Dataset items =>
::::::::
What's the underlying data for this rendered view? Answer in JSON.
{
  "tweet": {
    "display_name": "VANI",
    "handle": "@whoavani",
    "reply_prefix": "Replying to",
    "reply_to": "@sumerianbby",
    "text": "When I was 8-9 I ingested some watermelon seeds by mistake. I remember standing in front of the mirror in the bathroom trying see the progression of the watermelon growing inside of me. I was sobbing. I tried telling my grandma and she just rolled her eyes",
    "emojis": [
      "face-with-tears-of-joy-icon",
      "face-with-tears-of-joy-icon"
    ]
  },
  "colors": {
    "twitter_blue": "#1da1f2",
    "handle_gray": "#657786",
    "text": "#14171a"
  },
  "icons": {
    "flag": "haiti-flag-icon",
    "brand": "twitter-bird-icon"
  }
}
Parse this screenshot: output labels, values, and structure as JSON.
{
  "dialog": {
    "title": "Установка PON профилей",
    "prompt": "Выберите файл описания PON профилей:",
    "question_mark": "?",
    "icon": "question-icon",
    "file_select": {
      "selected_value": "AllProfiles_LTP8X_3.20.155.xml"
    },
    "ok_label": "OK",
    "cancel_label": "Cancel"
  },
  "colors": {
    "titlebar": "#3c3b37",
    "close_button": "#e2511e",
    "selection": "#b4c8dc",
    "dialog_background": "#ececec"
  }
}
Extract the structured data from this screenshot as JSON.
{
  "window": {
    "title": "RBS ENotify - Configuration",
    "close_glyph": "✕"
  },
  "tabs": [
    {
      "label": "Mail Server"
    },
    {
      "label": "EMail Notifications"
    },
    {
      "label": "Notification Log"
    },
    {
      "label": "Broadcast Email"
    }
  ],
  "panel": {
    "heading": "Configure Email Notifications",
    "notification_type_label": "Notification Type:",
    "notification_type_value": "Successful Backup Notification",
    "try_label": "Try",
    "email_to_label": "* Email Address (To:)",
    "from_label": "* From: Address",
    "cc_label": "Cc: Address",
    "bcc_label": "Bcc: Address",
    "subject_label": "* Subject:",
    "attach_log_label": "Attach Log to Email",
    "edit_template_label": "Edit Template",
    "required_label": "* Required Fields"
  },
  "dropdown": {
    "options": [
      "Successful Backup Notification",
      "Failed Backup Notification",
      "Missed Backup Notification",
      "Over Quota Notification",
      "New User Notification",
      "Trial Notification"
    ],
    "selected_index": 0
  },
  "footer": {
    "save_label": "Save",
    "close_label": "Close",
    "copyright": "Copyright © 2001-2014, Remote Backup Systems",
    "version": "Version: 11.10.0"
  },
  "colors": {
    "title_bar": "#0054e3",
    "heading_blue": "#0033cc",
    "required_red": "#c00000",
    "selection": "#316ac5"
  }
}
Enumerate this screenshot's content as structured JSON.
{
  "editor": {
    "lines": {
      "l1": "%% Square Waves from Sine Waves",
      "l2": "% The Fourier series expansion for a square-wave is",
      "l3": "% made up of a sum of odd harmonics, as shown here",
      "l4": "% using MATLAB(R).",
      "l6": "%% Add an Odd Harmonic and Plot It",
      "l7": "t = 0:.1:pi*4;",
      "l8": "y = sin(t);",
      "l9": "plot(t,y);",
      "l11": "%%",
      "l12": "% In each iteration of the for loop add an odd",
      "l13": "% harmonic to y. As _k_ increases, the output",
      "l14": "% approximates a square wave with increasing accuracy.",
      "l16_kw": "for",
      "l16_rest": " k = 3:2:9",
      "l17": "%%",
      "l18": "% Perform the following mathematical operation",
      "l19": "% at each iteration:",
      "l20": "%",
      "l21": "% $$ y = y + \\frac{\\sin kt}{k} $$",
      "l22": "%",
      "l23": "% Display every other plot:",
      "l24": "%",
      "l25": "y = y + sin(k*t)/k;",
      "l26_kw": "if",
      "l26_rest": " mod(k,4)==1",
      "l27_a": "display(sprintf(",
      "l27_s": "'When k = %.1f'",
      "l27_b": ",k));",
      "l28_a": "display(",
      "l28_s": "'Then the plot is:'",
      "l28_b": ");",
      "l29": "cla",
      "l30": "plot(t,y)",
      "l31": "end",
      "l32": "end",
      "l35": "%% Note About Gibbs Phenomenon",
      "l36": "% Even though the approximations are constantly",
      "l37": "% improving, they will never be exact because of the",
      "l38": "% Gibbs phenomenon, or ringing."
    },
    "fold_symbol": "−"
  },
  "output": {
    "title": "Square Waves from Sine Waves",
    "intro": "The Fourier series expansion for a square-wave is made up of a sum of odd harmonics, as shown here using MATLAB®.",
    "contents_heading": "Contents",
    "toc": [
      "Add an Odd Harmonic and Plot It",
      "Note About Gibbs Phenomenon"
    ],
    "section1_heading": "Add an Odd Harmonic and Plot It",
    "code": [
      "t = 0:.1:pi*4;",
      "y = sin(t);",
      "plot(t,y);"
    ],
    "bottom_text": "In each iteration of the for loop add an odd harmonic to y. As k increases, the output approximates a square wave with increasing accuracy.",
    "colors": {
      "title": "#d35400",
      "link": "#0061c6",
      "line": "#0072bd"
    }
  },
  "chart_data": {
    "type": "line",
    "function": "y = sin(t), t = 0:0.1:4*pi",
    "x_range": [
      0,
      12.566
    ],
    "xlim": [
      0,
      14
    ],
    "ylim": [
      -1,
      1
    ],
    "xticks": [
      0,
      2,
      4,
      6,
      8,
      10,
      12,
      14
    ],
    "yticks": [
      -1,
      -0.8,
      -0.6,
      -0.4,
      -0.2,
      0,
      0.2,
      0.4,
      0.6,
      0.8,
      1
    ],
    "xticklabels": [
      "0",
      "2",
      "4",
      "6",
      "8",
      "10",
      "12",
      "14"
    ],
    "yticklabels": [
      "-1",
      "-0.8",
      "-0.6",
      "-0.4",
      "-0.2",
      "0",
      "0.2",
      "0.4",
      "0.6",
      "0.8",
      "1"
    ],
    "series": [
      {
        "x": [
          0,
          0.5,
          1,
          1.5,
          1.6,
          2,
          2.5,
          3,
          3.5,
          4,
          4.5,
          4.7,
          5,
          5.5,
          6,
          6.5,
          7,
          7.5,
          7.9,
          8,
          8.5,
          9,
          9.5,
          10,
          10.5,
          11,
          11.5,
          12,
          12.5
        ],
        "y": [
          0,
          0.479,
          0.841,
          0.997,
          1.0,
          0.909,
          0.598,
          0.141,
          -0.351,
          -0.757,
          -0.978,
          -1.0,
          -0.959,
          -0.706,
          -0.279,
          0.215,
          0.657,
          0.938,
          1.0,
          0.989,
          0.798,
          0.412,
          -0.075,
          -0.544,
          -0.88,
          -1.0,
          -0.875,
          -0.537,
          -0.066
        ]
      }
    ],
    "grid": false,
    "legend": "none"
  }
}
::::::::
GIVEN TASK => Extract every line above containing the word "output".

SOLUTION TO THIS TASK =>
Parse this screenshot: output labels, values, and structure as JSON.
      "l13": "% harmonic to y. As _k_ increases, the output",
  "output": {
    "bottom_text": "In each iteration of the for loop add an odd harmonic to y. As k increases, the output approximates a square wave with increasing accuracy.",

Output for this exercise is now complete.